## [WRITTEN REQUEST]
Exact repetition is required: output every record in full.
◇ ◇ ◇ ◇
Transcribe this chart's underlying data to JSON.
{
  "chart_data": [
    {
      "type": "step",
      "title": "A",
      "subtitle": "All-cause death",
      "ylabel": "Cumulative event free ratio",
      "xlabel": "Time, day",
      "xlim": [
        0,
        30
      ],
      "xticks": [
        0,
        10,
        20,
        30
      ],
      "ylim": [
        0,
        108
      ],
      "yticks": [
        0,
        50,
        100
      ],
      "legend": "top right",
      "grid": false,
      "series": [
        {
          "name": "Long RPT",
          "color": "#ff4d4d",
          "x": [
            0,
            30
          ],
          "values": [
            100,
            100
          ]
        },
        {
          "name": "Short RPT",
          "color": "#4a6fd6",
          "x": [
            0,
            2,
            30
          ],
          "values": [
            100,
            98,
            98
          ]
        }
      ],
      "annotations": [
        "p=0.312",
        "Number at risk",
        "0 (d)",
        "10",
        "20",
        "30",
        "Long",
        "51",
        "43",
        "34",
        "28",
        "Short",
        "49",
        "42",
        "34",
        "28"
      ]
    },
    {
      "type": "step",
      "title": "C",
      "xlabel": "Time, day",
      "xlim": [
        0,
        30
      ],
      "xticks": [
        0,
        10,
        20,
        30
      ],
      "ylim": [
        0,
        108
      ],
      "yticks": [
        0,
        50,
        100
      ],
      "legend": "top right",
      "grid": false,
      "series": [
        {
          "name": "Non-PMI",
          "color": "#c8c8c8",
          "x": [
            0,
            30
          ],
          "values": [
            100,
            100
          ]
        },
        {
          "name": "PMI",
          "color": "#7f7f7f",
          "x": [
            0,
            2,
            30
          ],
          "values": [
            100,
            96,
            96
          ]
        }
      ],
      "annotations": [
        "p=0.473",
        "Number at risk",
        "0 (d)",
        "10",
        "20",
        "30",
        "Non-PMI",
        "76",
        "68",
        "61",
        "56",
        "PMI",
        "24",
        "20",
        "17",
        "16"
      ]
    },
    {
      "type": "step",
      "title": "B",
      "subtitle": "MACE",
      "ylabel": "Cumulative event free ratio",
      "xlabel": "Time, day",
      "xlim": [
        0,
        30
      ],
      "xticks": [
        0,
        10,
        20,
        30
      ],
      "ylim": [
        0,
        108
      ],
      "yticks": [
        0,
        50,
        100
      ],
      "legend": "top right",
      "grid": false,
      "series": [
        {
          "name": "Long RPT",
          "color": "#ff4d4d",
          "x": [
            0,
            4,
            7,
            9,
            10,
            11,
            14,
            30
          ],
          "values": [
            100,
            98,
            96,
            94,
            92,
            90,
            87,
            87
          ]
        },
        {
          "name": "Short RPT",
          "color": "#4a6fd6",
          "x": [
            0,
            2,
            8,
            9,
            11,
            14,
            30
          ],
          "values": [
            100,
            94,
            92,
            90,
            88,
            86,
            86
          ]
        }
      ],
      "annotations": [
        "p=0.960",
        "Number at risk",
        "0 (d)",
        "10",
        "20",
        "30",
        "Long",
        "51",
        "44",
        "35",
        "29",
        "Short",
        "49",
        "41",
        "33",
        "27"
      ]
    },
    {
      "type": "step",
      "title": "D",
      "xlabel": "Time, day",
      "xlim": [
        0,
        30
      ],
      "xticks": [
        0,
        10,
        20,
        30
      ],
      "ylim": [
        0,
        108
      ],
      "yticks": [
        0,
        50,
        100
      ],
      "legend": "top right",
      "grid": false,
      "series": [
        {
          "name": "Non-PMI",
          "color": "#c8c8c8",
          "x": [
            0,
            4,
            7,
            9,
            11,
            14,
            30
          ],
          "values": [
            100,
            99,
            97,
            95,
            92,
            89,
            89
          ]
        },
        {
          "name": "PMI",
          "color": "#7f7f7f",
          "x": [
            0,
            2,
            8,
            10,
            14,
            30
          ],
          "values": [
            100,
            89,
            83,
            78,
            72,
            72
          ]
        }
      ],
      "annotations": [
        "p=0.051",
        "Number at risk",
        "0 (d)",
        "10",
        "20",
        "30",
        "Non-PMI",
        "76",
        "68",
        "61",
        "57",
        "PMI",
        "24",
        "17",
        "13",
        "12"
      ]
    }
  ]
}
◇ ◇ ◇ ◇
## [TASK OUTPUT]
Transcribe this chart's underlying data to JSON.
{
  "chart_data": [
    {
      "type": "step",
      "title": "A",
      "subtitle": "All-cause death",
      "ylabel": "Cumulative event free ratio",
      "xlabel": "Time, day",
      "xlim": [
        0,
        30
      ],
      "xticks": [
        0,
        10,
        20,
        30
      ],
      "ylim": [
        0,
        108
      ],
      "yticks": [
        0,
        50,
        100
      ],
      "legend": "top right",
      "grid": false,
      "series": [
        {
          "name": "Long RPT",
          "color": "#ff4d4d",
          "x": [
            0,
            30
          ],
          "values": [
            100,
            100
          ]
        },
        {
          "name": "Short RPT",
          "color": "#4a6fd6",
          "x": [
            0,
            2,
            30
          ],
          "values": [
            100,
            98,
            98
          ]
        }
      ],
      "annotations": [
        "p=0.312",
        "Number at risk",
        "0 (d)",
        "10",
        "20",
        "30",
        "Long",
        "51",
        "43",
        "34",
        "28",
        "Short",
        "49",
        "42",
        "34",
        "28"
      ]
    },
    {
      "type": "step",
      "title": "C",
      "xlabel": "Time, day",
      "xlim": [
        0,
        30
      ],
      "xticks": [
        0,
        10,
        20,
        30
      ],
      "ylim": [
        0,
        108
      ],
      "yticks": [
        0,
        50,
        100
      ],
      "legend": "top right",
      "grid": false,
      "series": [
        {
          "name": "Non-PMI",
          "color": "#c8c8c8",
          "x": [
            0,
            30
          ],
          "values": [
            100,
            100
          ]
        },
        {
          "name": "PMI",
          "color": "#7f7f7f",
          "x": [
            0,
            2,
            30
          ],
          "values": [
            100,
            96,
            96
          ]
        }
      ],
      "annotations": [
        "p=0.473",
        "Number at risk",
        "0 (d)",
        "10",
        "20",
        "30",
        "Non-PMI",
        "76",
        "68",
        "61",
        "56",
        "PMI",
        "24",
        "20",
        "17",
        "16"
      ]
    },
    {
      "type": "step",
      "title": "B",
      "subtitle": "MACE",
      "ylabel": "Cumulative event free ratio",
      "xlabel": "Time, day",
      "xlim": [
        0,
        30
      ],
      "xticks": [
        0,
        10,
        20,
        30
      ],
      "ylim": [
        0,
        108
      ],
      "yticks": [
        0,
        50,
        100
      ],
      "legend": "top right",
      "grid": false,
      "series": [
        {
          "name": "Long RPT",
          "color": "#ff4d4d",
          "x": [
            0,
            4,
            7,
            9,
            10,
            11,
            14,
            30
          ],
          "values": [
            100,
            98,
            96,
            94,
            92,
            90,
            87,
            87
          ]
        },
        {
          "name": "Short RPT",
          "color": "#4a6fd6",
          "x": [
            0,
            2,
            8,
            9,
            11,
            14,
            30
          ],
          "values": [
            100,
            94,
            92,
            90,
            88,
            86,
            86
          ]
        }
      ],
      "annotations": [
        "p=0.960",
        "Number at risk",
        "0 (d)",
        "10",
        "20",
        "30",
        "Long",
        "51",
        "44",
        "35",
        "29",
        "Short",
        "49",
        "41",
        "33",
        "27"
      ]
    },
    {
      "type": "step",
      "title": "D",
      "xlabel": "Time, day",
      "xlim": [
        0,
        30
      ],
      "xticks": [
        0,
        10,
        20,
        30
      ],
      "ylim": [
        0,
        108
      ],
      "yticks": [
        0,
        50,
        100
      ],
      "legend": "top right",
      "grid": false,
      "series": [
        {
          "name": "Non-PMI",
          "color": "#c8c8c8",
          "x": [
            0,
            4,
            7,
            9,
            11,
            14,
            30
          ],
          "values": [
            100,
            99,
            97,
            95,
            92,
            89,
            89
          ]
        },
        {
          "name": "PMI",
          "color": "#7f7f7f",
          "x": [
            0,
            2,
            8,
            10,
            14,
            30
          ],
          "values": [
            100,
            89,
            83,
            78,
            72,
            72
          ]
        }
      ],
      "annotations": [
        "p=0.051",
        "Number at risk",
        "0 (d)",
        "10",
        "20",
        "30",
        "Non-PMI",
        "76",
        "68",
        "61",
        "57",
        "PMI",
        "24",
        "17",
        "13",
        "12"
      ]
    }
  ]
}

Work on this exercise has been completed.